### [Records for the task]
☆ ☆ ☆ ☆

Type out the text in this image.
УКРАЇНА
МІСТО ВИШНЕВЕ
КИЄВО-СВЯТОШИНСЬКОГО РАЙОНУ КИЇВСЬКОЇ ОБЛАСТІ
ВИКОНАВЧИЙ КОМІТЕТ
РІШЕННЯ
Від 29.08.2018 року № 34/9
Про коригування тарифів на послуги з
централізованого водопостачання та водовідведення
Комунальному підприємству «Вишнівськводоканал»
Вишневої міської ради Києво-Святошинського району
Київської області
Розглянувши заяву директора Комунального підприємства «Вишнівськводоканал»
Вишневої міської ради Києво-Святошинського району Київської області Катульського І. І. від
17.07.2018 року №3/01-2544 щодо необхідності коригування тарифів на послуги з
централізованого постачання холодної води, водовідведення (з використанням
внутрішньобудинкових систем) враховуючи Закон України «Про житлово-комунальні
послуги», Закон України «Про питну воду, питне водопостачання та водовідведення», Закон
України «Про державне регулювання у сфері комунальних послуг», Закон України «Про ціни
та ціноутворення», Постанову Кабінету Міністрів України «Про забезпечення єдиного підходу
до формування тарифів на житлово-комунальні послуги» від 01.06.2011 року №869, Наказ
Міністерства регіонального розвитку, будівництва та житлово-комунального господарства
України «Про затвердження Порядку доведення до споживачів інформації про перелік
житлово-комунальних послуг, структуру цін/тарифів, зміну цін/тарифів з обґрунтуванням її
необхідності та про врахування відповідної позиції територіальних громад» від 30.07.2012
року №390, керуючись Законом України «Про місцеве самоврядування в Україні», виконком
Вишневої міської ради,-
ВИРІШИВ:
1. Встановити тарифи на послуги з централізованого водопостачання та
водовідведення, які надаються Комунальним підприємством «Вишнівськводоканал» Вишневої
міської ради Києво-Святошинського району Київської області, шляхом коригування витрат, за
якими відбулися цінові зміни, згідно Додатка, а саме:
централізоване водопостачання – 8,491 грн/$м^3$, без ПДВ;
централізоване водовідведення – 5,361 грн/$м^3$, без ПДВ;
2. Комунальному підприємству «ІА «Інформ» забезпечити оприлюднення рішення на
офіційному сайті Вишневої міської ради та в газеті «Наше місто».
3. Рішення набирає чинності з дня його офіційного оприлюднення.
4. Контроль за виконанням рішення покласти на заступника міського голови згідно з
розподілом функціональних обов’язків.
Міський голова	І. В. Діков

☆ ☆ ☆ ☆

### [What is being asked]
Reproduce the complete set of lines precisely as supplied.

### [The reply]
Type out the text in this image.
УКРАЇНА
МІСТО ВИШНЕВЕ
КИЄВО-СВЯТОШИНСЬКОГО РАЙОНУ КИЇВСЬКОЇ ОБЛАСТІ
ВИКОНАВЧИЙ КОМІТЕТ
РІШЕННЯ
Від 29.08.2018 року № 34/9
Про коригування тарифів на послуги з
централізованого водопостачання та водовідведення
Комунальному підприємству «Вишнівськводоканал»
Вишневої міської ради Києво-Святошинського району
Київської області
Розглянувши заяву директора Комунального підприємства «Вишнівськводоканал»
Вишневої міської ради Києво-Святошинського району Київської області Катульського І. І. від
17.07.2018 року №3/01-2544 щодо необхідності коригування тарифів на послуги з
централізованого постачання холодної води, водовідведення (з використанням
внутрішньобудинкових систем) враховуючи Закон України «Про житлово-комунальні
послуги», Закон України «Про питну воду, питне водопостачання та водовідведення», Закон
України «Про державне регулювання у сфері комунальних послуг», Закон України «Про ціни
та ціноутворення», Постанову Кабінету Міністрів України «Про забезпечення єдиного підходу
до формування тарифів на житлово-комунальні послуги» від 01.06.2011 року №869, Наказ
Міністерства регіонального розвитку, будівництва та житлово-комунального господарства
України «Про затвердження Порядку доведення до споживачів інформації про перелік
житлово-комунальних послуг, структуру цін/тарифів, зміну цін/тарифів з обґрунтуванням її
необхідності та про врахування відповідної позиції територіальних громад» від 30.07.2012
року №390, керуючись Законом України «Про місцеве самоврядування в Україні», виконком
Вишневої міської ради,-
ВИРІШИВ:
1. Встановити тарифи на послуги з централізованого водопостачання та
водовідведення, які надаються Комунальним підприємством «Вишнівськводоканал» Вишневої
міської ради Києво-Святошинського району Київської області, шляхом коригування витрат, за
якими відбулися цінові зміни, згідно Додатка, а саме:
централізоване водопостачання – 8,491 грн/$м^3$, без ПДВ;
централізоване водовідведення – 5,361 грн/$м^3$, без ПДВ;
2. Комунальному підприємству «ІА «Інформ» забезпечити оприлюднення рішення на
офіційному сайті Вишневої міської ради та в газеті «Наше місто».
3. Рішення набирає чинності з дня його офіційного оприлюднення.
4. Контроль за виконанням рішення покласти на заступника міського голови згідно з
розподілом функціональних обов’язків.
Міський голова	І. В. Діков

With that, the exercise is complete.